→ **Что сделать**
(a) Выпишите все годы, упомянутые в тексте о Мери Дуглас, в порядке их появления.
(b) Перепишите фрагмент текста о Мери Дуглас, начинающийся со слов «Новые веяния в британской» и заканчивающийся словами «немало своих трудов.», поменяв «Бирме» на «Индии».
(c) Продолжите текст о Мери Дуглас с того места, где он обрывается.

3.3. Когнитивная антропология М. Дуглас

Новые веяния в британской социальной антропологии послевоенной поры получили оригинальное воплощение в творчестве Маргарет Мери Тью Дуглас (р. 1921). Она родилась в семье британского колониального чиновника, служившего в Бирме. Ее мать была ирландкой, она рано умерла, и Мери Дуглас воспитывалась в семье деда по матери – ревностного католика. Это обстоятельство существенно для понимания многого в научной деятельности М. Дуглас – ее ранний опыт католического мировосприятия (она обучалась в школе католического монастыря Священного Сердца) сказался на ее антропологической работе, в которой оппозиция «католицизм – протестантизм» незримо присутствует в трактовке явлений духовной культуры, кроме того, этот опыт определил ее особое внимание к Священному Писанию, изучению которого она посвятила немало своих трудов.

Первоначально Дуглас обучалась в Сорбонне (один семестр) и Оксфорде, где изучала философию, политологию и экономику, но полный курс не прошла, поступив в 1943 г. на службу в колониальную администрацию, где и определился ее интерес к социальной антропологии. В 1946 г. после демобилизации она поступает на кафедру Эванс-Причарда в Оксфорде. Здесь она оказалась в эпицентре теоретических дискуссий, определявших развитие социальной антропологии. Наибольшее влияние на формирование ее научного мировоззрения оказали, помимо Эванс-Причарда, сотрудники его кафедры Ф. Штайнер и М. Шринивас. Это влияние привело к тому, что основой ее научной деятельности стало сочетание классической структурно-функциональной парадигмы и новых феноменологических веяний в интерпретации полевого материала. В итоге Дуглас изначально была ориентирована на проведение интенсивных полевых исследований и с 1949 по 1951 г. изучала народ леле в Бельгийском Конго. По материалам этой полевой работы она написала свою докторскую диссертацию, защищенную ею в 1953 г., и опубликовала на ее основе в 1963 г. монографию «Леле Касаи». Этот труд не стал сенсацией в британской антропологии, он представлял собой не более чем добротное этнографическое описание одного из африканских народов, выдержанное в лучших традициях этого жанра, созданного Малиновским и развитого его учениками, но в нем уже видны элементы новой оригинальной парадигмы, развернутой в более поздних работах Дуглас и называемой иногда «когнитивной антропологией».

→ **Исходные данные**
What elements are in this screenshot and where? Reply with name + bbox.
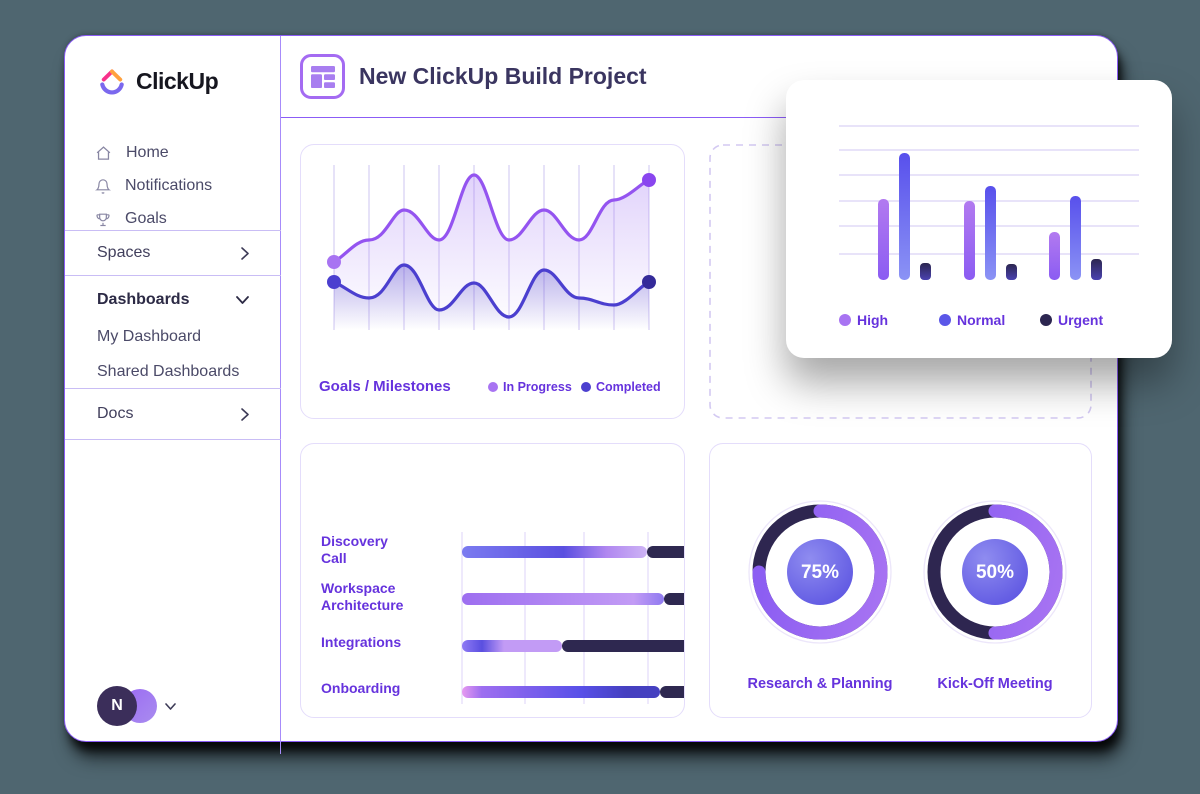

→ **Ответы по заданиям**
(a) 1921, 1943, 1946, 1949, 1951, 1953, 1963

(b)
Новые веяния в британской социальной антропологии послевоенной поры получили оригинальное воплощение в творчестве Маргарет Мери Тью Дуглас (р. 1921). Она родилась в семье британского колониального чиновника, служившего в Индии. Ее мать была ирландкой, она рано умерла, и Мери Дуглас воспитывалась в семье деда по матери – ревностного католика. Это обстоятельство существенно для понимания многого в научной деятельности М. Дуглас – ее ранний опыт католического мировосприятия (она обучалась в школе католического монастыря Священного Сердца) сказался на ее антропологической работе, в которой оппозиция «католицизм – протестантизм» незримо присутствует в трактовке явлений духовной культуры, кроме того, этот опыт определил ее особое внимание к Священному Писанию, изучению которого она посвятила немало своих трудов.

(c)
Эта парадигма восходит к идеям учителя Дуглас – Эванс-Причарда, который в работах об африканских народах азанде, нуэрах, шиллуках, динка продемонстрировал глубокую зависимость их представлений о пространстве и времени от их социальной структуры и образа жизни, а также разработал принципы диалогического подхода в изучении религии и призвал антропологов к союзу с историками. Важным моментом в создании методологии когнитивной антропологии Дуглас было новое осмысление наследия Э. Дюркгейма и членов его социологической школы, а также опыт изучения религиозного сознания и ритуальной практики древних евреев, проводимого преподавателем оксфордской кафедры Францем Штайнером и аналогичные исследования индуизма индийского ученика Рэдклифф-Брауна Маюра Шриниваса. Дуглас формировалась как исследователь в атмосфере поиска новых подходов в британской социальной антропологии, подходов, в частности, ориентированных на новую трактовку традиционных для этой науки проблем изучения религиозных представлений и ритуала.

В этом процессе тон задавали исследования М. Глакмена и членов его Манчестерской школы, среди которых в 60 – 70-х годах особую популярность получили работы ровесника Дуглас В. Тэрнера. В ее трудах ощущается влияние идей Э. Лича и К. Леви-Строса.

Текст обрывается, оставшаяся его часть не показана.